Retype the listing that follows, word for word.

Dataset records
= = =

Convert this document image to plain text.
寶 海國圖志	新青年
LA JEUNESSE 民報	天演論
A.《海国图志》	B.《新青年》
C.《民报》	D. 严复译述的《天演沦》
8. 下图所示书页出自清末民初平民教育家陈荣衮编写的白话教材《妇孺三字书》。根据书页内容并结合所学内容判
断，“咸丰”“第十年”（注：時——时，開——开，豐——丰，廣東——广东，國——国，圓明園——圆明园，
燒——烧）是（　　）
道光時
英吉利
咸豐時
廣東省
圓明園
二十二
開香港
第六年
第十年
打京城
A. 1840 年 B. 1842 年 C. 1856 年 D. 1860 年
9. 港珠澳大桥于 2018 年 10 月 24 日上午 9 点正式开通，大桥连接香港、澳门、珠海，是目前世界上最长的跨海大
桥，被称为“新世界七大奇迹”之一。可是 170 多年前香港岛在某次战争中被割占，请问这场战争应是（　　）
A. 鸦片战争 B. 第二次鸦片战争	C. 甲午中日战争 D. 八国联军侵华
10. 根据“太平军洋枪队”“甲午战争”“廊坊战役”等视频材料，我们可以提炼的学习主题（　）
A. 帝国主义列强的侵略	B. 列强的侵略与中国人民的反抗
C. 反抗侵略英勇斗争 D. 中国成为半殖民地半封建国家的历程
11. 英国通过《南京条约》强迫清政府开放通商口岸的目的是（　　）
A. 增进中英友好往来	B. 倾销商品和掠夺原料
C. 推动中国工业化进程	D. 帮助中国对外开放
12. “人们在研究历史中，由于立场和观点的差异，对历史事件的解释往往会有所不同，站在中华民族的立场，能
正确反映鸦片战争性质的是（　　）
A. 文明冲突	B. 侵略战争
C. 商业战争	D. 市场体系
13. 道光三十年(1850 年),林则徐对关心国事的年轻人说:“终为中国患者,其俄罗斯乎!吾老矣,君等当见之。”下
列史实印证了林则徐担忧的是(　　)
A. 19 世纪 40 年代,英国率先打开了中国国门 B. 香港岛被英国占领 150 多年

= = =

**Expected answer**
Convert this document image to plain text.
寶 海國圖志	新青年
LA JEUNESSE 民報	天演論
A.《海国图志》	B.《新青年》
C.《民报》	D. 严复译述的《天演沦》
8. 下图所示书页出自清末民初平民教育家陈荣衮编写的白话教材《妇孺三字书》。根据书页内容并结合所学内容判
断，“咸丰”“第十年”（注：時——时，開——开，豐——丰，廣東——广东，國——国，圓明園——圆明园，
燒——烧）是（　　）
道光時
英吉利
咸豐時
廣東省
圓明園
二十二
開香港
第六年
第十年
打京城
A. 1840 年 B. 1842 年 C. 1856 年 D. 1860 年
9. 港珠澳大桥于 2018 年 10 月 24 日上午 9 点正式开通，大桥连接香港、澳门、珠海，是目前世界上最长的跨海大
桥，被称为“新世界七大奇迹”之一。可是 170 多年前香港岛在某次战争中被割占，请问这场战争应是（　　）
A. 鸦片战争 B. 第二次鸦片战争	C. 甲午中日战争 D. 八国联军侵华
10. 根据“太平军洋枪队”“甲午战争”“廊坊战役”等视频材料，我们可以提炼的学习主题（　）
A. 帝国主义列强的侵略	B. 列强的侵略与中国人民的反抗
C. 反抗侵略英勇斗争 D. 中国成为半殖民地半封建国家的历程
11. 英国通过《南京条约》强迫清政府开放通商口岸的目的是（　　）
A. 增进中英友好往来	B. 倾销商品和掠夺原料
C. 推动中国工业化进程	D. 帮助中国对外开放
12. “人们在研究历史中，由于立场和观点的差异，对历史事件的解释往往会有所不同，站在中华民族的立场，能
正确反映鸦片战争性质的是（　　）
A. 文明冲突	B. 侵略战争
C. 商业战争	D. 市场体系
13. 道光三十年(1850 年),林则徐对关心国事的年轻人说:“终为中国患者,其俄罗斯乎!吾老矣,君等当见之。”下
列史实印证了林则徐担忧的是(　　)
A. 19 世纪 40 年代,英国率先打开了中国国门 B. 香港岛被英国占领 150 多年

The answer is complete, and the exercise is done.